>>>>

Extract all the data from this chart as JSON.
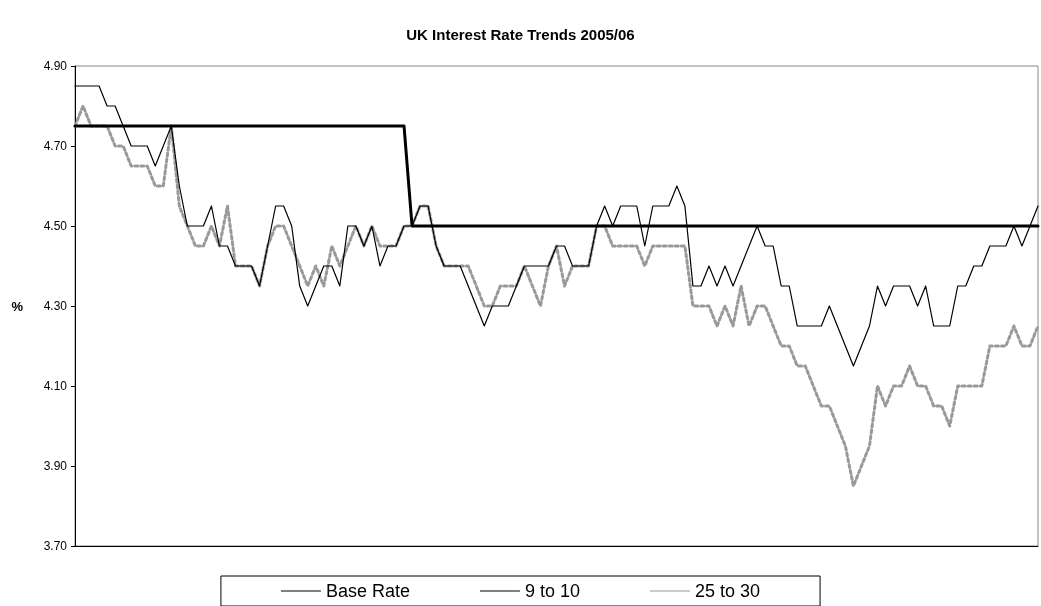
{
  "chart_data": {
    "type": "line",
    "title": "UK Interest Rate Trends 2005/06",
    "ylabel": "%",
    "categories": [
      null,
      null,
      null,
      null,
      null,
      null,
      null,
      null,
      null,
      null,
      null,
      null,
      null,
      null,
      null,
      null,
      null,
      null,
      null,
      null,
      null,
      null,
      null,
      null,
      null,
      null,
      null,
      null,
      null,
      null,
      null,
      null,
      null,
      null,
      null,
      null,
      null,
      null,
      null,
      null,
      null,
      null,
      null,
      null,
      null,
      null,
      null,
      null,
      null,
      null,
      null,
      null,
      null,
      null,
      null,
      null,
      null,
      null,
      null,
      null,
      null,
      null,
      null,
      null,
      null,
      null,
      null,
      null,
      null,
      null,
      null,
      null,
      null,
      null,
      null,
      null,
      null,
      null,
      null,
      null,
      null,
      null,
      null,
      null,
      null,
      null,
      null,
      null,
      null,
      null,
      null,
      null,
      null,
      null,
      null,
      null,
      null,
      null,
      null,
      null,
      null,
      null,
      null,
      null,
      null,
      null,
      null,
      null,
      null,
      null,
      null,
      null,
      null,
      null,
      null,
      null,
      null,
      null,
      null,
      null,
      null
    ],
    "series": [
      {
        "name": "Base Rate",
        "color": "#000000",
        "line_style": "solid",
        "values": [
          4.75,
          4.75,
          4.75,
          4.75,
          4.75,
          4.75,
          4.75,
          4.75,
          4.75,
          4.75,
          4.75,
          4.75,
          4.75,
          4.75,
          4.75,
          4.75,
          4.75,
          4.75,
          4.75,
          4.75,
          4.75,
          4.75,
          4.75,
          4.75,
          4.75,
          4.75,
          4.75,
          4.75,
          4.75,
          4.75,
          4.75,
          4.75,
          4.75,
          4.75,
          4.75,
          4.75,
          4.75,
          4.75,
          4.75,
          4.75,
          4.75,
          4.75,
          4.5,
          4.5,
          4.5,
          4.5,
          4.5,
          4.5,
          4.5,
          4.5,
          4.5,
          4.5,
          4.5,
          4.5,
          4.5,
          4.5,
          4.5,
          4.5,
          4.5,
          4.5,
          4.5,
          4.5,
          4.5,
          4.5,
          4.5,
          4.5,
          4.5,
          4.5,
          4.5,
          4.5,
          4.5,
          4.5,
          4.5,
          4.5,
          4.5,
          4.5,
          4.5,
          4.5,
          4.5,
          4.5,
          4.5,
          4.5,
          4.5,
          4.5,
          4.5,
          4.5,
          4.5,
          4.5,
          4.5,
          4.5,
          4.5,
          4.5,
          4.5,
          4.5,
          4.5,
          4.5,
          4.5,
          4.5,
          4.5,
          4.5,
          4.5,
          4.5,
          4.5,
          4.5,
          4.5,
          4.5,
          4.5,
          4.5,
          4.5,
          4.5,
          4.5,
          4.5,
          4.5,
          4.5,
          4.5,
          4.5,
          4.5,
          4.5,
          4.5,
          4.5,
          4.5
        ]
      },
      {
        "name": "9 to 10",
        "color": "#000000",
        "line_style": "solid",
        "values": [
          4.85,
          4.85,
          4.85,
          4.85,
          4.8,
          4.8,
          4.75,
          4.7,
          4.7,
          4.7,
          4.65,
          4.7,
          4.75,
          4.6,
          4.5,
          4.5,
          4.5,
          4.55,
          4.45,
          4.45,
          4.4,
          4.4,
          4.4,
          4.35,
          4.45,
          4.55,
          4.55,
          4.5,
          4.35,
          4.3,
          4.35,
          4.4,
          4.4,
          4.35,
          4.5,
          4.5,
          4.45,
          4.5,
          4.4,
          4.45,
          4.45,
          4.5,
          4.5,
          4.55,
          4.55,
          4.45,
          4.4,
          4.4,
          4.4,
          4.35,
          4.3,
          4.25,
          4.3,
          4.3,
          4.3,
          4.35,
          4.4,
          4.4,
          4.4,
          4.4,
          4.45,
          4.45,
          4.4,
          4.4,
          4.4,
          4.5,
          4.55,
          4.5,
          4.55,
          4.55,
          4.55,
          4.45,
          4.55,
          4.55,
          4.55,
          4.6,
          4.55,
          4.35,
          4.35,
          4.4,
          4.35,
          4.4,
          4.35,
          4.4,
          4.45,
          4.5,
          4.45,
          4.45,
          4.35,
          4.35,
          4.25,
          4.25,
          4.25,
          4.25,
          4.3,
          4.25,
          4.2,
          4.15,
          4.2,
          4.25,
          4.35,
          4.3,
          4.35,
          4.35,
          4.35,
          4.3,
          4.35,
          4.25,
          4.25,
          4.25,
          4.35,
          4.35,
          4.4,
          4.4,
          4.45,
          4.45,
          4.45,
          4.5,
          4.45,
          4.5,
          4.55
        ]
      },
      {
        "name": "25 to 30",
        "color": "#999999",
        "line_style": "dotted",
        "values": [
          4.75,
          4.8,
          4.75,
          4.75,
          4.75,
          4.7,
          4.7,
          4.65,
          4.65,
          4.65,
          4.6,
          4.6,
          4.75,
          4.55,
          4.5,
          4.45,
          4.45,
          4.5,
          4.45,
          4.55,
          4.4,
          4.4,
          4.4,
          4.35,
          4.45,
          4.5,
          4.5,
          4.45,
          4.4,
          4.35,
          4.4,
          4.35,
          4.45,
          4.4,
          4.45,
          4.5,
          4.45,
          4.5,
          4.45,
          4.45,
          4.45,
          4.5,
          4.5,
          4.55,
          4.55,
          4.45,
          4.4,
          4.4,
          4.4,
          4.4,
          4.35,
          4.3,
          4.3,
          4.35,
          4.35,
          4.35,
          4.4,
          4.35,
          4.3,
          4.4,
          4.45,
          4.35,
          4.4,
          4.4,
          4.4,
          4.5,
          4.5,
          4.45,
          4.45,
          4.45,
          4.45,
          4.4,
          4.45,
          4.45,
          4.45,
          4.45,
          4.45,
          4.3,
          4.3,
          4.3,
          4.25,
          4.3,
          4.25,
          4.35,
          4.25,
          4.3,
          4.3,
          4.25,
          4.2,
          4.2,
          4.15,
          4.15,
          4.1,
          4.05,
          4.05,
          4.0,
          3.95,
          3.85,
          3.9,
          3.95,
          4.1,
          4.05,
          4.1,
          4.1,
          4.15,
          4.1,
          4.1,
          4.05,
          4.05,
          4.0,
          4.1,
          4.1,
          4.1,
          4.1,
          4.2,
          4.2,
          4.2,
          4.25,
          4.2,
          4.2,
          4.25
        ]
      }
    ],
    "ylim": [
      3.7,
      4.9
    ],
    "yticks": [
      {
        "value": 3.7,
        "label": "3.70"
      },
      {
        "value": 3.9,
        "label": "3.90"
      },
      {
        "value": 4.1,
        "label": "4.10"
      },
      {
        "value": 4.3,
        "label": "4.30"
      },
      {
        "value": 4.5,
        "label": "4.50"
      },
      {
        "value": 4.7,
        "label": "4.70"
      },
      {
        "value": 4.9,
        "label": "4.90"
      }
    ],
    "grid": false,
    "legend": "bottom",
    "marker": "none"
  }
}
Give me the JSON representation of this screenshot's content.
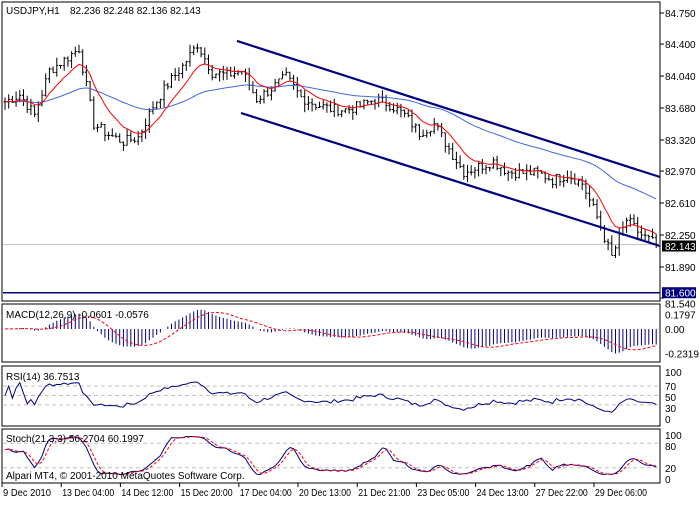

<<<<

- _INSTRUCTION_: Return the entries unchanged, save for the pictures, which do not belong in the copy.

- _FULL ANSWER_:
Extract all the data from this chart as JSON.
{
  "chart_data": {
    "type": "line",
    "title": "UK Interest Rate Trends 2005/06",
    "ylabel": "%",
    "categories": [
      null,
      null,
      null,
      null,
      null,
      null,
      null,
      null,
      null,
      null,
      null,
      null,
      null,
      null,
      null,
      null,
      null,
      null,
      null,
      null,
      null,
      null,
      null,
      null,
      null,
      null,
      null,
      null,
      null,
      null,
      null,
      null,
      null,
      null,
      null,
      null,
      null,
      null,
      null,
      null,
      null,
      null,
      null,
      null,
      null,
      null,
      null,
      null,
      null,
      null,
      null,
      null,
      null,
      null,
      null,
      null,
      null,
      null,
      null,
      null,
      null,
      null,
      null,
      null,
      null,
      null,
      null,
      null,
      null,
      null,
      null,
      null,
      null,
      null,
      null,
      null,
      null,
      null,
      null,
      null,
      null,
      null,
      null,
      null,
      null,
      null,
      null,
      null,
      null,
      null,
      null,
      null,
      null,
      null,
      null,
      null,
      null,
      null,
      null,
      null,
      null,
      null,
      null,
      null,
      null,
      null,
      null,
      null,
      null,
      null,
      null,
      null,
      null,
      null,
      null,
      null,
      null,
      null,
      null,
      null,
      null
    ],
    "series": [
      {
        "name": "Base Rate",
        "color": "#000000",
        "line_style": "solid",
        "values": [
          4.75,
          4.75,
          4.75,
          4.75,
          4.75,
          4.75,
          4.75,
          4.75,
          4.75,
          4.75,
          4.75,
          4.75,
          4.75,
          4.75,
          4.75,
          4.75,
          4.75,
          4.75,
          4.75,
          4.75,
          4.75,
          4.75,
          4.75,
          4.75,
          4.75,
          4.75,
          4.75,
          4.75,
          4.75,
          4.75,
          4.75,
          4.75,
          4.75,
          4.75,
          4.75,
          4.75,
          4.75,
          4.75,
          4.75,
          4.75,
          4.75,
          4.75,
          4.5,
          4.5,
          4.5,
          4.5,
          4.5,
          4.5,
          4.5,
          4.5,
          4.5,
          4.5,
          4.5,
          4.5,
          4.5,
          4.5,
          4.5,
          4.5,
          4.5,
          4.5,
          4.5,
          4.5,
          4.5,
          4.5,
          4.5,
          4.5,
          4.5,
          4.5,
          4.5,
          4.5,
          4.5,
          4.5,
          4.5,
          4.5,
          4.5,
          4.5,
          4.5,
          4.5,
          4.5,
          4.5,
          4.5,
          4.5,
          4.5,
          4.5,
          4.5,
          4.5,
          4.5,
          4.5,
          4.5,
          4.5,
          4.5,
          4.5,
          4.5,
          4.5,
          4.5,
          4.5,
          4.5,
          4.5,
          4.5,
          4.5,
          4.5,
          4.5,
          4.5,
          4.5,
          4.5,
          4.5,
          4.5,
          4.5,
          4.5,
          4.5,
          4.5,
          4.5,
          4.5,
          4.5,
          4.5,
          4.5,
          4.5,
          4.5,
          4.5,
          4.5,
          4.5
        ]
      },
      {
        "name": "9 to 10",
        "color": "#000000",
        "line_style": "solid",
        "values": [
          4.85,
          4.85,
          4.85,
          4.85,
          4.8,
          4.8,
          4.75,
          4.7,
          4.7,
          4.7,
          4.65,
          4.7,
          4.75,
          4.6,
          4.5,
          4.5,
          4.5,
          4.55,
          4.45,
          4.45,
          4.4,
          4.4,
          4.4,
          4.35,
          4.45,
          4.55,
          4.55,
          4.5,
          4.35,
          4.3,
          4.35,
          4.4,
          4.4,
          4.35,
          4.5,
          4.5,
          4.45,
          4.5,
          4.4,
          4.45,
          4.45,
          4.5,
          4.5,
          4.55,
          4.55,
          4.45,
          4.4,
          4.4,
          4.4,
          4.35,
          4.3,
          4.25,
          4.3,
          4.3,
          4.3,
          4.35,
          4.4,
          4.4,
          4.4,
          4.4,
          4.45,
          4.45,
          4.4,
          4.4,
          4.4,
          4.5,
          4.55,
          4.5,
          4.55,
          4.55,
          4.55,
          4.45,
          4.55,
          4.55,
          4.55,
          4.6,
          4.55,
          4.35,
          4.35,
          4.4,
          4.35,
          4.4,
          4.35,
          4.4,
          4.45,
          4.5,
          4.45,
          4.45,
          4.35,
          4.35,
          4.25,
          4.25,
          4.25,
          4.25,
          4.3,
          4.25,
          4.2,
          4.15,
          4.2,
          4.25,
          4.35,
          4.3,
          4.35,
          4.35,
          4.35,
          4.3,
          4.35,
          4.25,
          4.25,
          4.25,
          4.35,
          4.35,
          4.4,
          4.4,
          4.45,
          4.45,
          4.45,
          4.5,
          4.45,
          4.5,
          4.55
        ]
      },
      {
        "name": "25 to 30",
        "color": "#999999",
        "line_style": "dotted",
        "values": [
          4.75,
          4.8,
          4.75,
          4.75,
          4.75,
          4.7,
          4.7,
          4.65,
          4.65,
          4.65,
          4.6,
          4.6,
          4.75,
          4.55,
          4.5,
          4.45,
          4.45,
          4.5,
          4.45,
          4.55,
          4.4,
          4.4,
          4.4,
          4.35,
          4.45,
          4.5,
          4.5,
          4.45,
          4.4,
          4.35,
          4.4,
          4.35,
          4.45,
          4.4,
          4.45,
          4.5,
          4.45,
          4.5,
          4.45,
          4.45,
          4.45,
          4.5,
          4.5,
          4.55,
          4.55,
          4.45,
          4.4,
          4.4,
          4.4,
          4.4,
          4.35,
          4.3,
          4.3,
          4.35,
          4.35,
          4.35,
          4.4,
          4.35,
          4.3,
          4.4,
          4.45,
          4.35,
          4.4,
          4.4,
          4.4,
          4.5,
          4.5,
          4.45,
          4.45,
          4.45,
          4.45,
          4.4,
          4.45,
          4.45,
          4.45,
          4.45,
          4.45,
          4.3,
          4.3,
          4.3,
          4.25,
          4.3,
          4.25,
          4.35,
          4.25,
          4.3,
          4.3,
          4.25,
          4.2,
          4.2,
          4.15,
          4.15,
          4.1,
          4.05,
          4.05,
          4.0,
          3.95,
          3.85,
          3.9,
          3.95,
          4.1,
          4.05,
          4.1,
          4.1,
          4.15,
          4.1,
          4.1,
          4.05,
          4.05,
          4.0,
          4.1,
          4.1,
          4.1,
          4.1,
          4.2,
          4.2,
          4.2,
          4.25,
          4.2,
          4.2,
          4.25
        ]
      }
    ],
    "ylim": [
      3.7,
      4.9
    ],
    "yticks": [
      {
        "value": 3.7,
        "label": "3.70"
      },
      {
        "value": 3.9,
        "label": "3.90"
      },
      {
        "value": 4.1,
        "label": "4.10"
      },
      {
        "value": 4.3,
        "label": "4.30"
      },
      {
        "value": 4.5,
        "label": "4.50"
      },
      {
        "value": 4.7,
        "label": "4.70"
      },
      {
        "value": 4.9,
        "label": "4.90"
      }
    ],
    "grid": false,
    "legend": "bottom",
    "marker": "none"
  }
}
Give me the JSON representation of this screenshot's content.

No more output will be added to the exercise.